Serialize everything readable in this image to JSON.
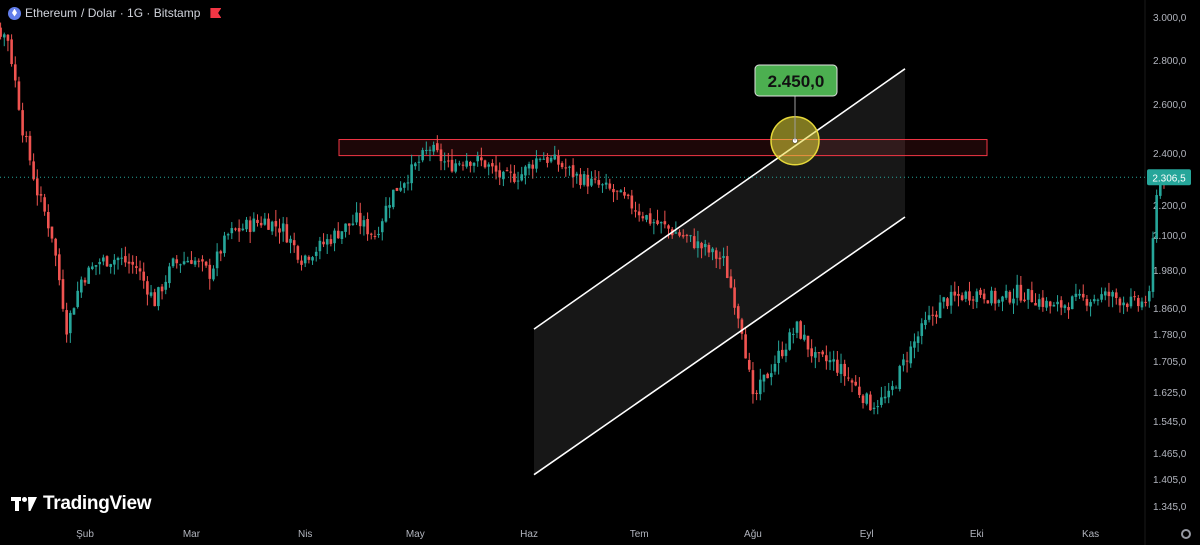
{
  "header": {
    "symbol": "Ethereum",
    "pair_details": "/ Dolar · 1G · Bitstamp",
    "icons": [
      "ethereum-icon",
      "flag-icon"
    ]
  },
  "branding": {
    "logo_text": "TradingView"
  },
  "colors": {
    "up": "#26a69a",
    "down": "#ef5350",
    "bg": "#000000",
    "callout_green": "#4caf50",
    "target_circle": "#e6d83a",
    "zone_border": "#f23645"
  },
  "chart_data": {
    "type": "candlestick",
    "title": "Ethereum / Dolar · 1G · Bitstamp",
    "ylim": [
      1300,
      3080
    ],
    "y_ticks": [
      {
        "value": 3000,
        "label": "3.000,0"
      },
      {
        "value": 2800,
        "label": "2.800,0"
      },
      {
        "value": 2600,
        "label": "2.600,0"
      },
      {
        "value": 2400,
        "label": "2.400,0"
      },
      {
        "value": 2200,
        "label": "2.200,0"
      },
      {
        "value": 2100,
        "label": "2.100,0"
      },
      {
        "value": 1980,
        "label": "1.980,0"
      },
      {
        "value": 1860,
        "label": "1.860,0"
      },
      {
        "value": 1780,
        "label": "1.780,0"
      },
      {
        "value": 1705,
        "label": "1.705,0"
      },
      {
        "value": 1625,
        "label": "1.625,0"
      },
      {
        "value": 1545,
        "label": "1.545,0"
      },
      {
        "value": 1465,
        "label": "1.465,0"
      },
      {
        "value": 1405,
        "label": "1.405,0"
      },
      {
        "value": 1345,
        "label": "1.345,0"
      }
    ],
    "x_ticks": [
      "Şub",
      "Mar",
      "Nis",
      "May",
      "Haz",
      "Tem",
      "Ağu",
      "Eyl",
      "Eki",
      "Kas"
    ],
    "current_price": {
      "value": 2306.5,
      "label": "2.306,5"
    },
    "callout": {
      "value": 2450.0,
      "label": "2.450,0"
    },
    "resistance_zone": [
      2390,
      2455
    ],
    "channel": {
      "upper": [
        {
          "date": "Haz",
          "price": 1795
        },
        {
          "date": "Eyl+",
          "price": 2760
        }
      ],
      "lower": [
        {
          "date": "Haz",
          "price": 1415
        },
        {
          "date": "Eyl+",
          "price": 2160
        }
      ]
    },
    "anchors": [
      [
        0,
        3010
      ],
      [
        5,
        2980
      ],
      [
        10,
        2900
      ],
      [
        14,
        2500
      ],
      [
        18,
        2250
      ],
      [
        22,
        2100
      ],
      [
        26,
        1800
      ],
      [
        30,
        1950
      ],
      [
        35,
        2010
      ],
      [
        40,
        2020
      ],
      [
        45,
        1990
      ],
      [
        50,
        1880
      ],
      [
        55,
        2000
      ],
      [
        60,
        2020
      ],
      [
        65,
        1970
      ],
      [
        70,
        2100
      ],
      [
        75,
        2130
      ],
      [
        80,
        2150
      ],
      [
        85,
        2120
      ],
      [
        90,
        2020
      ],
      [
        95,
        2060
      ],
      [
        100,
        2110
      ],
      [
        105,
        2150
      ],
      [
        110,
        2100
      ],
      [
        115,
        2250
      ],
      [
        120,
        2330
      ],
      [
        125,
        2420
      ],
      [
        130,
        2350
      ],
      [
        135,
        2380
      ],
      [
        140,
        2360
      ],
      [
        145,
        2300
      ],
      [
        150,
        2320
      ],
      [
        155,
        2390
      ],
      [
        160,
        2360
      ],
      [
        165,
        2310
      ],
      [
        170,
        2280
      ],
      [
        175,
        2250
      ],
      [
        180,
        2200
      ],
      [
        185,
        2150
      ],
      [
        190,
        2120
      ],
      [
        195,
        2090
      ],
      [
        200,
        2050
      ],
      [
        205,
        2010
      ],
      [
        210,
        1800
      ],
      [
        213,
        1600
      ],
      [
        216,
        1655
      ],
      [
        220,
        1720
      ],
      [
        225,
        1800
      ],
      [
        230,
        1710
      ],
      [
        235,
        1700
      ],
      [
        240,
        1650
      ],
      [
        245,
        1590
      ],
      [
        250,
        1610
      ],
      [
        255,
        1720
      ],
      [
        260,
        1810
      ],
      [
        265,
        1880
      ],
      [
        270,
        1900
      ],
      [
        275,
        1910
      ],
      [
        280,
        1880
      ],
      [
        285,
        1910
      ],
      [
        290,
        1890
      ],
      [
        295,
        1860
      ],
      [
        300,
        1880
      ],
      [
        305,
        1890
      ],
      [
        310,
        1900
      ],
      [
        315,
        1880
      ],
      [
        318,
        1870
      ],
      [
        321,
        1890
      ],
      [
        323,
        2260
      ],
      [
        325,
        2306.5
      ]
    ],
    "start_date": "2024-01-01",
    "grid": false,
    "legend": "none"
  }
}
********************
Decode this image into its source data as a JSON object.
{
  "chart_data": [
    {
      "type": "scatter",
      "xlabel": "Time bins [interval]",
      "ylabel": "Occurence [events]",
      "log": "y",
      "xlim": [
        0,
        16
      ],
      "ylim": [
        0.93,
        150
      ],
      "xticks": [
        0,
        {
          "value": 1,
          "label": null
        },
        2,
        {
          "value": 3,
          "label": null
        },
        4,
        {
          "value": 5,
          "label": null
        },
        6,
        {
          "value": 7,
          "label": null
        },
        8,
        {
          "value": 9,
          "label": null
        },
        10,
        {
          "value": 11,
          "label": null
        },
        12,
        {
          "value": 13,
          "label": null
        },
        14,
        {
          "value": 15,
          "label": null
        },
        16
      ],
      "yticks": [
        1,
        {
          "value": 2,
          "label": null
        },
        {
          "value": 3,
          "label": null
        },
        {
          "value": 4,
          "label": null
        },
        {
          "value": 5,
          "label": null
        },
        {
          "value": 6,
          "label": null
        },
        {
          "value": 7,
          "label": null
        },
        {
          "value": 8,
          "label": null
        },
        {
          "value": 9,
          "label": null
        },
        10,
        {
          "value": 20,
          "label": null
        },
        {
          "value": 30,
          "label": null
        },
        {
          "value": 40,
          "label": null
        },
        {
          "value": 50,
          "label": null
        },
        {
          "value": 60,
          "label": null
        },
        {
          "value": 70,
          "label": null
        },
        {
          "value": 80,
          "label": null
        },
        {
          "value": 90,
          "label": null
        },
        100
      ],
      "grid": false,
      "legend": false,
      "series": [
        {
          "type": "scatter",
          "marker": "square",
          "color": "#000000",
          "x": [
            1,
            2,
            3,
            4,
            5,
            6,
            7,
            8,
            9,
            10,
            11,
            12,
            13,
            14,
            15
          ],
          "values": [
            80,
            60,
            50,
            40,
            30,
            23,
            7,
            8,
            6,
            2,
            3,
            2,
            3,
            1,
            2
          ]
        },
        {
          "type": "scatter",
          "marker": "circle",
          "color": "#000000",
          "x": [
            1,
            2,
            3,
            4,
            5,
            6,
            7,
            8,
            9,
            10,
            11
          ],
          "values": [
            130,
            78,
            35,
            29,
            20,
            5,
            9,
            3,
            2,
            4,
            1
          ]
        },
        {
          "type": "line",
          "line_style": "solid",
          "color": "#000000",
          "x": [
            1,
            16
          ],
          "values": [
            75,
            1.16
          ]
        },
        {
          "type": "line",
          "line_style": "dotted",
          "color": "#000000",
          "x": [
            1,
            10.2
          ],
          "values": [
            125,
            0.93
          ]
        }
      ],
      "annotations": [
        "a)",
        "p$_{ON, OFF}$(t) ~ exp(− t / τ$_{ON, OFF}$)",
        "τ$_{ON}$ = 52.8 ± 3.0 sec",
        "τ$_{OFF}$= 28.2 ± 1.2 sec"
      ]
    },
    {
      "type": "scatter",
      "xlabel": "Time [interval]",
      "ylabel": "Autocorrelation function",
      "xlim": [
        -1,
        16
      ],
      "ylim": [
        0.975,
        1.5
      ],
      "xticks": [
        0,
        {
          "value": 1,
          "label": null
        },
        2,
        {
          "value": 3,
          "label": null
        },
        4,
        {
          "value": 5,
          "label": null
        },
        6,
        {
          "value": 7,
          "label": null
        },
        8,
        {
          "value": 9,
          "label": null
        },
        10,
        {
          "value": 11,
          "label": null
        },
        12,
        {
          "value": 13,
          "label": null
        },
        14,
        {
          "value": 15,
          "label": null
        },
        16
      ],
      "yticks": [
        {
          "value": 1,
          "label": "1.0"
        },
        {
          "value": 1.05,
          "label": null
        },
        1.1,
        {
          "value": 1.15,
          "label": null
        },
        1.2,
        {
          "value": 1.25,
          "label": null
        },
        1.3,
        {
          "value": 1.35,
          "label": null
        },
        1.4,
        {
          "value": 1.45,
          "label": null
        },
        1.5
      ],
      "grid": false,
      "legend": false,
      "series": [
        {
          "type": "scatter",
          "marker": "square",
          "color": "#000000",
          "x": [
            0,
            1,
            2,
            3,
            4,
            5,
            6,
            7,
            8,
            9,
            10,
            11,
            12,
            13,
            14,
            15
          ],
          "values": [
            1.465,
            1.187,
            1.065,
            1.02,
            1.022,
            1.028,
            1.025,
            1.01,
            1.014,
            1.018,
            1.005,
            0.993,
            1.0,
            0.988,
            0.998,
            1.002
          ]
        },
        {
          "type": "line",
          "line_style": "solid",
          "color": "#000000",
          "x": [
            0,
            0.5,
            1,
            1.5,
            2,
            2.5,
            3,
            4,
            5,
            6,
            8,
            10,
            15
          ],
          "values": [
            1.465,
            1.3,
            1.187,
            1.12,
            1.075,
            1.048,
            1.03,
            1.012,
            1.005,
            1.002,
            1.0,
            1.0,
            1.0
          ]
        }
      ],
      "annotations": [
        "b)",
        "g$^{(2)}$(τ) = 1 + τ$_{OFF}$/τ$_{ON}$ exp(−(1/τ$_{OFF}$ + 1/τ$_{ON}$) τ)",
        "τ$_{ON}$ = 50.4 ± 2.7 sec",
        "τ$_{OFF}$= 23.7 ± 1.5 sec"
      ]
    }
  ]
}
********************
Go through the data and gather every line that holds "Time".

      "xlabel": "Time bins [interval]",
      "xlabel": "Time [interval]",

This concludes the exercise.